**Job:**
Print every record below exactly as written.

**Given information:**

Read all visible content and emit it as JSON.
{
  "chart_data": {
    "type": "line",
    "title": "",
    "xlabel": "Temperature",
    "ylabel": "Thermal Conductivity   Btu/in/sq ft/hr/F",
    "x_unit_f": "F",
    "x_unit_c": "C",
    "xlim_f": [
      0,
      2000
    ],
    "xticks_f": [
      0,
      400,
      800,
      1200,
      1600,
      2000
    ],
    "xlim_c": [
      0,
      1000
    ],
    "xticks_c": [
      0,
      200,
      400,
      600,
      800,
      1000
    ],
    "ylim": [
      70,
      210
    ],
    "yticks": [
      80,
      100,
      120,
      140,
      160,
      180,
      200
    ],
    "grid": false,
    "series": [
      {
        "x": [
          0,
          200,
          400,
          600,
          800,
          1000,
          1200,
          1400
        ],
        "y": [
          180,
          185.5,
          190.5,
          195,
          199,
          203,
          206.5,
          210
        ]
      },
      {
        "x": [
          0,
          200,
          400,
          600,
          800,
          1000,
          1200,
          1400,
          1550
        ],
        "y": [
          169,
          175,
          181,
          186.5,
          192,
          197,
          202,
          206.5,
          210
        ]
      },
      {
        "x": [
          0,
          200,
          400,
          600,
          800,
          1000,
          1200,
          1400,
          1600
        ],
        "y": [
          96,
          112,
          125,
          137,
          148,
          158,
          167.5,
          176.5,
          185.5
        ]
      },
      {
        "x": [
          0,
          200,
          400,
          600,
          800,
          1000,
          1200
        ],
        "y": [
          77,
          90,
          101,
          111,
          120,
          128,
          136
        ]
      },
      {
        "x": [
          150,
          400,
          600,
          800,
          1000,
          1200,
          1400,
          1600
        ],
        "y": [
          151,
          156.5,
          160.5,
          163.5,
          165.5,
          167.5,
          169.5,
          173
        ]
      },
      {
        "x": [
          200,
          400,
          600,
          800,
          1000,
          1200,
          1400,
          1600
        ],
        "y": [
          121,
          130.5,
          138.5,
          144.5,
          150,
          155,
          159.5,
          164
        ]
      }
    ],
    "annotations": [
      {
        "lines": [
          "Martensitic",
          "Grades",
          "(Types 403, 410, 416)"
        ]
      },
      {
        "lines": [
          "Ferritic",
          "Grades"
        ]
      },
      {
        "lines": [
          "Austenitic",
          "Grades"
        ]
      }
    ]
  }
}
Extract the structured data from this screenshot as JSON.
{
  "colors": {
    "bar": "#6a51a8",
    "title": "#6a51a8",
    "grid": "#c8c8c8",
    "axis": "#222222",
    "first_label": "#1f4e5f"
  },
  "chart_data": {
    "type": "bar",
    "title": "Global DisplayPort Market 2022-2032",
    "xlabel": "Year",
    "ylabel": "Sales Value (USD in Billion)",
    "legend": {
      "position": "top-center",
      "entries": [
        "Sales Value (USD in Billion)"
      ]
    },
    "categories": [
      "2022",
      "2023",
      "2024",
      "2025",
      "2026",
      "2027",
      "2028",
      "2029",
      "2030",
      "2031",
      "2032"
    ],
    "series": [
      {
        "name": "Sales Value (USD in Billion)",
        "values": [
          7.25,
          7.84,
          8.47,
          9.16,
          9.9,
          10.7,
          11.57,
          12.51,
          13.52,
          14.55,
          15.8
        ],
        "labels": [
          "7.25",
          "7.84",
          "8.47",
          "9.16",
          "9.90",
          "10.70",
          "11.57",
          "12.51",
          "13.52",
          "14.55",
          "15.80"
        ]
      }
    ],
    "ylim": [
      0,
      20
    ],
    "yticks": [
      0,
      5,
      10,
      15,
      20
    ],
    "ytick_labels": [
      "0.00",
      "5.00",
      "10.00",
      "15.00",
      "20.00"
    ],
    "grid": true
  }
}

**Solution to this task:**
Read all visible content and emit it as JSON.
{
  "chart_data": {
    "type": "line",
    "title": "",
    "xlabel": "Temperature",
    "ylabel": "Thermal Conductivity   Btu/in/sq ft/hr/F",
    "x_unit_f": "F",
    "x_unit_c": "C",
    "xlim_f": [
      0,
      2000
    ],
    "xticks_f": [
      0,
      400,
      800,
      1200,
      1600,
      2000
    ],
    "xlim_c": [
      0,
      1000
    ],
    "xticks_c": [
      0,
      200,
      400,
      600,
      800,
      1000
    ],
    "ylim": [
      70,
      210
    ],
    "yticks": [
      80,
      100,
      120,
      140,
      160,
      180,
      200
    ],
    "grid": false,
    "series": [
      {
        "x": [
          0,
          200,
          400,
          600,
          800,
          1000,
          1200,
          1400
        ],
        "y": [
          180,
          185.5,
          190.5,
          195,
          199,
          203,
          206.5,
          210
        ]
      },
      {
        "x": [
          0,
          200,
          400,
          600,
          800,
          1000,
          1200,
          1400,
          1550
        ],
        "y": [
          169,
          175,
          181,
          186.5,
          192,
          197,
          202,
          206.5,
          210
        ]
      },
      {
        "x": [
          0,
          200,
          400,
          600,
          800,
          1000,
          1200,
          1400,
          1600
        ],
        "y": [
          96,
          112,
          125,
          137,
          148,
          158,
          167.5,
          176.5,
          185.5
        ]
      },
      {
        "x": [
          0,
          200,
          400,
          600,
          800,
          1000,
          1200
        ],
        "y": [
          77,
          90,
          101,
          111,
          120,
          128,
          136
        ]
      },
      {
        "x": [
          150,
          400,
          600,
          800,
          1000,
          1200,
          1400,
          1600
        ],
        "y": [
          151,
          156.5,
          160.5,
          163.5,
          165.5,
          167.5,
          169.5,
          173
        ]
      },
      {
        "x": [
          200,
          400,
          600,
          800,
          1000,
          1200,
          1400,
          1600
        ],
        "y": [
          121,
          130.5,
          138.5,
          144.5,
          150,
          155,
          159.5,
          164
        ]
      }
    ],
    "annotations": [
      {
        "lines": [
          "Martensitic",
          "Grades",
          "(Types 403, 410, 416)"
        ]
      },
      {
        "lines": [
          "Ferritic",
          "Grades"
        ]
      },
      {
        "lines": [
          "Austenitic",
          "Grades"
        ]
      }
    ]
  }
}
Extract the structured data from this screenshot as JSON.
{
  "colors": {
    "bar": "#6a51a8",
    "title": "#6a51a8",
    "grid": "#c8c8c8",
    "axis": "#222222",
    "first_label": "#1f4e5f"
  },
  "chart_data": {
    "type": "bar",
    "title": "Global DisplayPort Market 2022-2032",
    "xlabel": "Year",
    "ylabel": "Sales Value (USD in Billion)",
    "legend": {
      "position": "top-center",
      "entries": [
        "Sales Value (USD in Billion)"
      ]
    },
    "categories": [
      "2022",
      "2023",
      "2024",
      "2025",
      "2026",
      "2027",
      "2028",
      "2029",
      "2030",
      "2031",
      "2032"
    ],
    "series": [
      {
        "name": "Sales Value (USD in Billion)",
        "values": [
          7.25,
          7.84,
          8.47,
          9.16,
          9.9,
          10.7,
          11.57,
          12.51,
          13.52,
          14.55,
          15.8
        ],
        "labels": [
          "7.25",
          "7.84",
          "8.47",
          "9.16",
          "9.90",
          "10.70",
          "11.57",
          "12.51",
          "13.52",
          "14.55",
          "15.80"
        ]
      }
    ],
    "ylim": [
      0,
      20
    ],
    "yticks": [
      0,
      5,
      10,
      15,
      20
    ],
    "ytick_labels": [
      "0.00",
      "5.00",
      "10.00",
      "15.00",
      "20.00"
    ],
    "grid": true
  }
}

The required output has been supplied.